SUPPLIED DATA
>> start

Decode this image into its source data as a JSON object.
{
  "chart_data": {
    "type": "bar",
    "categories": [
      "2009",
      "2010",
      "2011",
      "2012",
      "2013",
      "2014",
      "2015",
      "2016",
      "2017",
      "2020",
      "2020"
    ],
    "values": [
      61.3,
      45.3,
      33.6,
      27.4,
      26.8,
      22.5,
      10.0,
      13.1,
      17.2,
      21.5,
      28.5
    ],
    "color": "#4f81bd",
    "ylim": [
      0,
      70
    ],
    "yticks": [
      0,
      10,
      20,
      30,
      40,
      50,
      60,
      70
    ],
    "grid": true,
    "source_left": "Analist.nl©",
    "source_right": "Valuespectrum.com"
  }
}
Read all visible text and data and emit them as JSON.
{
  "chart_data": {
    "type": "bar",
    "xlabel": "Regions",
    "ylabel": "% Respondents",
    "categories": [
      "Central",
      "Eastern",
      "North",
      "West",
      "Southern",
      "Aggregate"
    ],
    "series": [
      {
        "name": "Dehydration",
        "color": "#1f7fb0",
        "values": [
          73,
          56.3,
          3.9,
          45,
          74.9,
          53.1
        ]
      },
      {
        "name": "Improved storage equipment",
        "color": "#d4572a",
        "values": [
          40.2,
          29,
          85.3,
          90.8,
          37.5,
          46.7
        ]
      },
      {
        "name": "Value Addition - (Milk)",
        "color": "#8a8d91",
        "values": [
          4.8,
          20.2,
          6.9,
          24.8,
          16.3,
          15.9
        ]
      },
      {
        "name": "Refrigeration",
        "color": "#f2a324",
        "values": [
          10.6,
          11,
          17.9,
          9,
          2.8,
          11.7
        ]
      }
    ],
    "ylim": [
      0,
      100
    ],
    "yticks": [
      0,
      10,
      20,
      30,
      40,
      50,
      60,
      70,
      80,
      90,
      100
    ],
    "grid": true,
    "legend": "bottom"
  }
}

>> end

Your task is to transcribe the material exactly.

OUTPUT OF THE TASK
Decode this image into its source data as a JSON object.
{
  "chart_data": {
    "type": "bar",
    "categories": [
      "2009",
      "2010",
      "2011",
      "2012",
      "2013",
      "2014",
      "2015",
      "2016",
      "2017",
      "2020",
      "2020"
    ],
    "values": [
      61.3,
      45.3,
      33.6,
      27.4,
      26.8,
      22.5,
      10.0,
      13.1,
      17.2,
      21.5,
      28.5
    ],
    "color": "#4f81bd",
    "ylim": [
      0,
      70
    ],
    "yticks": [
      0,
      10,
      20,
      30,
      40,
      50,
      60,
      70
    ],
    "grid": true,
    "source_left": "Analist.nl©",
    "source_right": "Valuespectrum.com"
  }
}
Read all visible text and data and emit them as JSON.
{
  "chart_data": {
    "type": "bar",
    "xlabel": "Regions",
    "ylabel": "% Respondents",
    "categories": [
      "Central",
      "Eastern",
      "North",
      "West",
      "Southern",
      "Aggregate"
    ],
    "series": [
      {
        "name": "Dehydration",
        "color": "#1f7fb0",
        "values": [
          73,
          56.3,
          3.9,
          45,
          74.9,
          53.1
        ]
      },
      {
        "name": "Improved storage equipment",
        "color": "#d4572a",
        "values": [
          40.2,
          29,
          85.3,
          90.8,
          37.5,
          46.7
        ]
      },
      {
        "name": "Value Addition - (Milk)",
        "color": "#8a8d91",
        "values": [
          4.8,
          20.2,
          6.9,
          24.8,
          16.3,
          15.9
        ]
      },
      {
        "name": "Refrigeration",
        "color": "#f2a324",
        "values": [
          10.6,
          11,
          17.9,
          9,
          2.8,
          11.7
        ]
      }
    ],
    "ylim": [
      0,
      100
    ],
    "yticks": [
      0,
      10,
      20,
      30,
      40,
      50,
      60,
      70,
      80,
      90,
      100
    ],
    "grid": true,
    "legend": "bottom"
  }
}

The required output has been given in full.